## BEGIN SUPPLIED MATERIAL
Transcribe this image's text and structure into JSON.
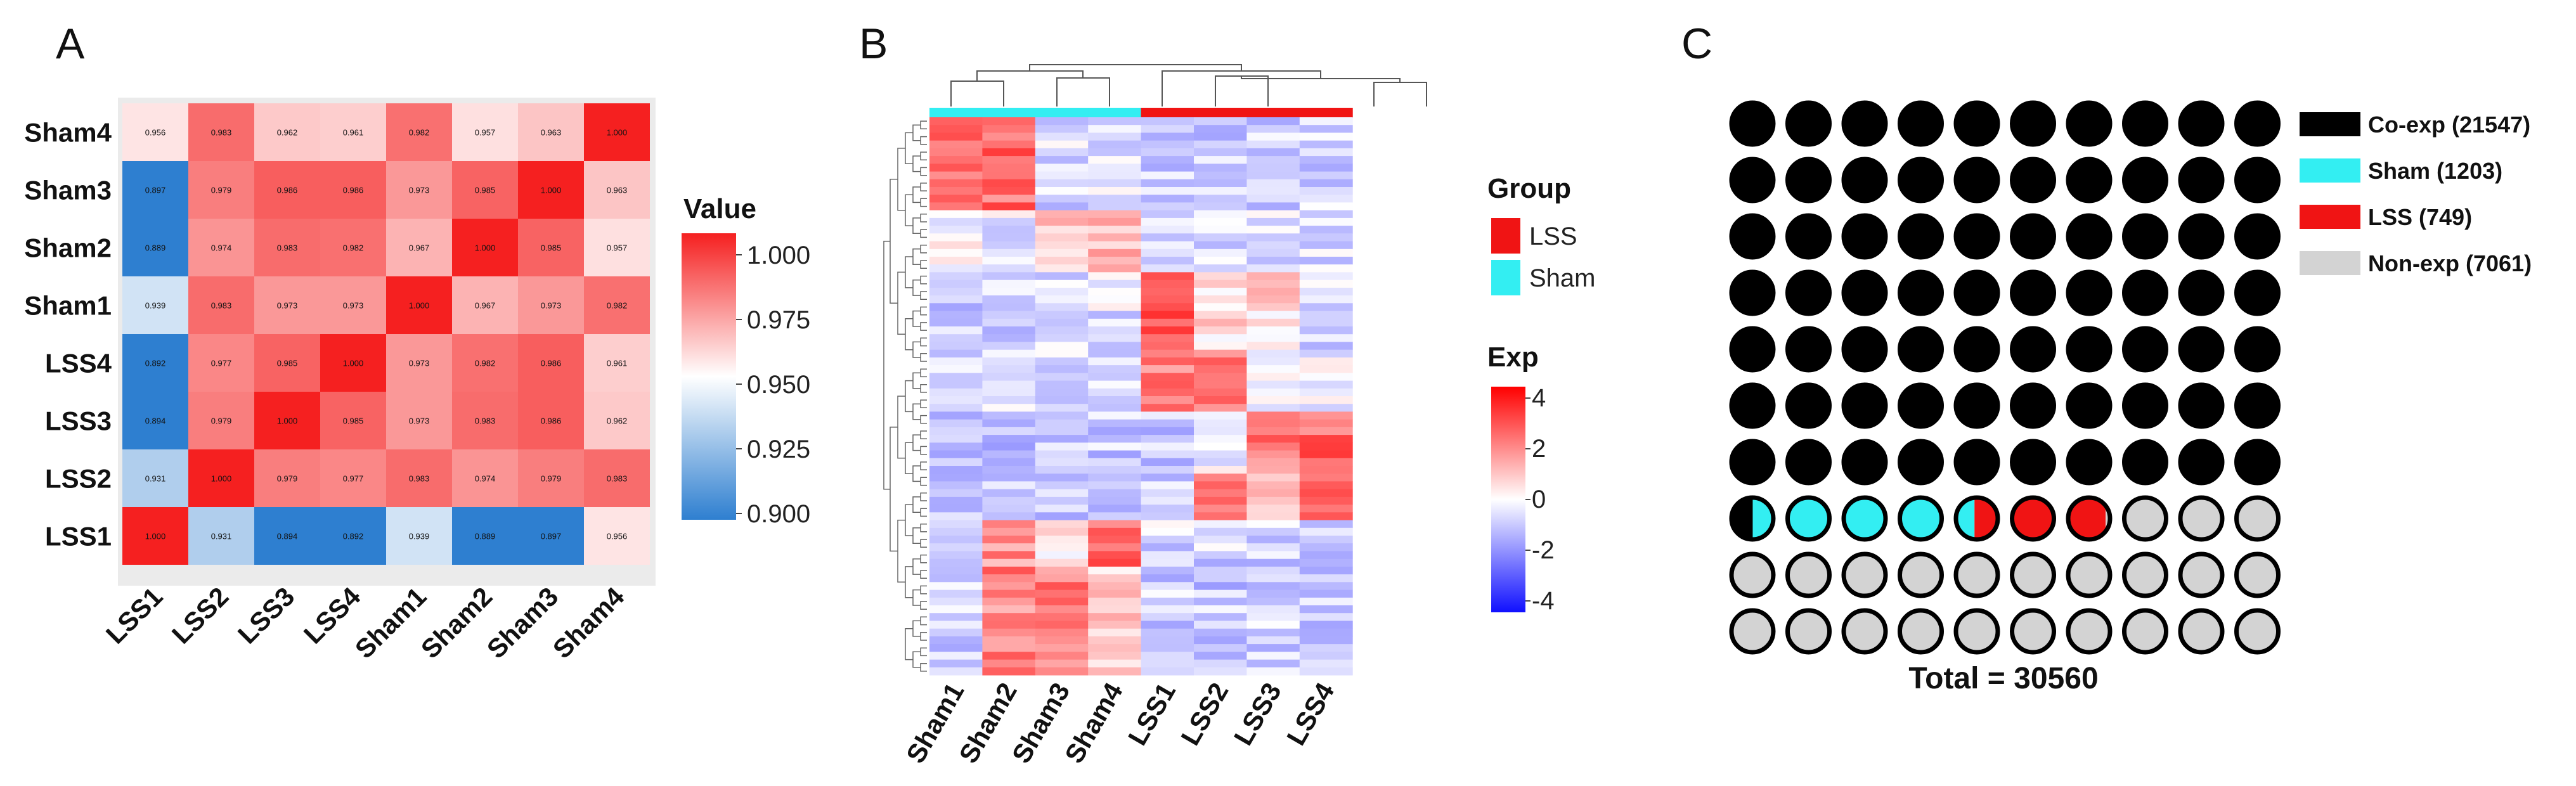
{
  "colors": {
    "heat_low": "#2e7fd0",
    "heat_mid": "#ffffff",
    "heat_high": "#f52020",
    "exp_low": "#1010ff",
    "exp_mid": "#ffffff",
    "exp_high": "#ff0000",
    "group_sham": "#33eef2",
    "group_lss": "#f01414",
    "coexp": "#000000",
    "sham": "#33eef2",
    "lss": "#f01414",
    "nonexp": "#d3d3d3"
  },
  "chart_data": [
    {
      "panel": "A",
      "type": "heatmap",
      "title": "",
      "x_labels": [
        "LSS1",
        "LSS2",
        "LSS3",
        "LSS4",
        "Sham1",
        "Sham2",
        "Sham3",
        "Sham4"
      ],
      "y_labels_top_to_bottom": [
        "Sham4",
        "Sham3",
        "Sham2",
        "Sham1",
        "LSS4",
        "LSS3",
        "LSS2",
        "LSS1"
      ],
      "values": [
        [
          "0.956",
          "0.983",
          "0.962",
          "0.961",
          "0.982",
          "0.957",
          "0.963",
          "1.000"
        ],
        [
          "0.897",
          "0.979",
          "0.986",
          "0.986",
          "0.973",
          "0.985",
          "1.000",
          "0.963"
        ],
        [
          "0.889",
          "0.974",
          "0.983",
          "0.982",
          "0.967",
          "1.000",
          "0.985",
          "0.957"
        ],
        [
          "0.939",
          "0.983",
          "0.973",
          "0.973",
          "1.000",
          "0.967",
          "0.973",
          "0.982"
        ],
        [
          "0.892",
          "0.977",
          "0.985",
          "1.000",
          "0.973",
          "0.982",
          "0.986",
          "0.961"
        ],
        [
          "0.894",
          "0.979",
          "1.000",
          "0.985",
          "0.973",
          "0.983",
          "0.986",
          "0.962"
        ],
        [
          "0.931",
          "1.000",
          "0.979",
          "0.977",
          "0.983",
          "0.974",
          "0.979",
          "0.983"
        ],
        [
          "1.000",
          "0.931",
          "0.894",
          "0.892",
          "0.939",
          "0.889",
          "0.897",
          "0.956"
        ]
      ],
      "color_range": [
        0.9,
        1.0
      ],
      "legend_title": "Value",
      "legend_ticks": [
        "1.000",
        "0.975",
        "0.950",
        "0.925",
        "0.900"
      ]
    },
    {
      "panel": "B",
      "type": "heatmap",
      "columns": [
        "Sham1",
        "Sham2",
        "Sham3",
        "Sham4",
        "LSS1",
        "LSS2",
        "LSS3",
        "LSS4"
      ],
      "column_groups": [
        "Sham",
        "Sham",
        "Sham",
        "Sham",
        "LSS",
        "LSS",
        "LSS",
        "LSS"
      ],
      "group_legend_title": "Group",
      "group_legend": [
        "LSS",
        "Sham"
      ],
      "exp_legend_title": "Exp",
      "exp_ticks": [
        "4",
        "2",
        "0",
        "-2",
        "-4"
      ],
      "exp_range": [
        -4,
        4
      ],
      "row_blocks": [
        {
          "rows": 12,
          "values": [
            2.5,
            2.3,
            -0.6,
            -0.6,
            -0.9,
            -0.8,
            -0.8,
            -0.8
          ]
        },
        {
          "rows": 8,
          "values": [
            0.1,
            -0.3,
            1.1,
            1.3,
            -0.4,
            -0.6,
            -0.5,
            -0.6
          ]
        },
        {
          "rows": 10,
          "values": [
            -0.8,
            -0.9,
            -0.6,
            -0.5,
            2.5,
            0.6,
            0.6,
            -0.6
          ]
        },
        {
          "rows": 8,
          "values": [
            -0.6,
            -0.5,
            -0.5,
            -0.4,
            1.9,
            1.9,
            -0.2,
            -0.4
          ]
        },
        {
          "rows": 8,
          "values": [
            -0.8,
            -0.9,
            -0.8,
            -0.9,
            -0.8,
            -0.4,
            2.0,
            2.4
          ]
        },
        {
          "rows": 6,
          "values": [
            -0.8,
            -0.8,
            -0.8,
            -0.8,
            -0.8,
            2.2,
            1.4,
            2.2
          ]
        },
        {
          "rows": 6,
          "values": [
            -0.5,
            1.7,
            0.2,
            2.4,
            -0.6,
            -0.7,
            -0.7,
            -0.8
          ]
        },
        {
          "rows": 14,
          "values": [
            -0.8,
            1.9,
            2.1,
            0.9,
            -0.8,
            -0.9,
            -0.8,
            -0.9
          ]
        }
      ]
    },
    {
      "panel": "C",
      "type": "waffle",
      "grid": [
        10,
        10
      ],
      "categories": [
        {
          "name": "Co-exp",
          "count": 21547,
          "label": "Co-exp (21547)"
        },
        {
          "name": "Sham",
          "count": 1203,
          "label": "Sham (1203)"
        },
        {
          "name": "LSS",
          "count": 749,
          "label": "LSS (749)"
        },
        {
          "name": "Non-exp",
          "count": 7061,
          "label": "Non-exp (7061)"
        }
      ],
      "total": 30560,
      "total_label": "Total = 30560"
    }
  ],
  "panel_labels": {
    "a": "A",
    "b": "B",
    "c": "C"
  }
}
## END SUPPLIED MATERIAL
▶ EXERCISE DIRECTIONS: Strip out the pictures and quote the remaining data word for word.

▶ ANSWER TO THE EXERCISE:
Transcribe this image's text and structure into JSON.
{
  "colors": {
    "heat_low": "#2e7fd0",
    "heat_mid": "#ffffff",
    "heat_high": "#f52020",
    "exp_low": "#1010ff",
    "exp_mid": "#ffffff",
    "exp_high": "#ff0000",
    "group_sham": "#33eef2",
    "group_lss": "#f01414",
    "coexp": "#000000",
    "sham": "#33eef2",
    "lss": "#f01414",
    "nonexp": "#d3d3d3"
  },
  "chart_data": [
    {
      "panel": "A",
      "type": "heatmap",
      "title": "",
      "x_labels": [
        "LSS1",
        "LSS2",
        "LSS3",
        "LSS4",
        "Sham1",
        "Sham2",
        "Sham3",
        "Sham4"
      ],
      "y_labels_top_to_bottom": [
        "Sham4",
        "Sham3",
        "Sham2",
        "Sham1",
        "LSS4",
        "LSS3",
        "LSS2",
        "LSS1"
      ],
      "values": [
        [
          "0.956",
          "0.983",
          "0.962",
          "0.961",
          "0.982",
          "0.957",
          "0.963",
          "1.000"
        ],
        [
          "0.897",
          "0.979",
          "0.986",
          "0.986",
          "0.973",
          "0.985",
          "1.000",
          "0.963"
        ],
        [
          "0.889",
          "0.974",
          "0.983",
          "0.982",
          "0.967",
          "1.000",
          "0.985",
          "0.957"
        ],
        [
          "0.939",
          "0.983",
          "0.973",
          "0.973",
          "1.000",
          "0.967",
          "0.973",
          "0.982"
        ],
        [
          "0.892",
          "0.977",
          "0.985",
          "1.000",
          "0.973",
          "0.982",
          "0.986",
          "0.961"
        ],
        [
          "0.894",
          "0.979",
          "1.000",
          "0.985",
          "0.973",
          "0.983",
          "0.986",
          "0.962"
        ],
        [
          "0.931",
          "1.000",
          "0.979",
          "0.977",
          "0.983",
          "0.974",
          "0.979",
          "0.983"
        ],
        [
          "1.000",
          "0.931",
          "0.894",
          "0.892",
          "0.939",
          "0.889",
          "0.897",
          "0.956"
        ]
      ],
      "color_range": [
        0.9,
        1.0
      ],
      "legend_title": "Value",
      "legend_ticks": [
        "1.000",
        "0.975",
        "0.950",
        "0.925",
        "0.900"
      ]
    },
    {
      "panel": "B",
      "type": "heatmap",
      "columns": [
        "Sham1",
        "Sham2",
        "Sham3",
        "Sham4",
        "LSS1",
        "LSS2",
        "LSS3",
        "LSS4"
      ],
      "column_groups": [
        "Sham",
        "Sham",
        "Sham",
        "Sham",
        "LSS",
        "LSS",
        "LSS",
        "LSS"
      ],
      "group_legend_title": "Group",
      "group_legend": [
        "LSS",
        "Sham"
      ],
      "exp_legend_title": "Exp",
      "exp_ticks": [
        "4",
        "2",
        "0",
        "-2",
        "-4"
      ],
      "exp_range": [
        -4,
        4
      ],
      "row_blocks": [
        {
          "rows": 12,
          "values": [
            2.5,
            2.3,
            -0.6,
            -0.6,
            -0.9,
            -0.8,
            -0.8,
            -0.8
          ]
        },
        {
          "rows": 8,
          "values": [
            0.1,
            -0.3,
            1.1,
            1.3,
            -0.4,
            -0.6,
            -0.5,
            -0.6
          ]
        },
        {
          "rows": 10,
          "values": [
            -0.8,
            -0.9,
            -0.6,
            -0.5,
            2.5,
            0.6,
            0.6,
            -0.6
          ]
        },
        {
          "rows": 8,
          "values": [
            -0.6,
            -0.5,
            -0.5,
            -0.4,
            1.9,
            1.9,
            -0.2,
            -0.4
          ]
        },
        {
          "rows": 8,
          "values": [
            -0.8,
            -0.9,
            -0.8,
            -0.9,
            -0.8,
            -0.4,
            2.0,
            2.4
          ]
        },
        {
          "rows": 6,
          "values": [
            -0.8,
            -0.8,
            -0.8,
            -0.8,
            -0.8,
            2.2,
            1.4,
            2.2
          ]
        },
        {
          "rows": 6,
          "values": [
            -0.5,
            1.7,
            0.2,
            2.4,
            -0.6,
            -0.7,
            -0.7,
            -0.8
          ]
        },
        {
          "rows": 14,
          "values": [
            -0.8,
            1.9,
            2.1,
            0.9,
            -0.8,
            -0.9,
            -0.8,
            -0.9
          ]
        }
      ]
    },
    {
      "panel": "C",
      "type": "waffle",
      "grid": [
        10,
        10
      ],
      "categories": [
        {
          "name": "Co-exp",
          "count": 21547,
          "label": "Co-exp (21547)"
        },
        {
          "name": "Sham",
          "count": 1203,
          "label": "Sham (1203)"
        },
        {
          "name": "LSS",
          "count": 749,
          "label": "LSS (749)"
        },
        {
          "name": "Non-exp",
          "count": 7061,
          "label": "Non-exp (7061)"
        }
      ],
      "total": 30560,
      "total_label": "Total = 30560"
    }
  ],
  "panel_labels": {
    "a": "A",
    "b": "B",
    "c": "C"
  }
}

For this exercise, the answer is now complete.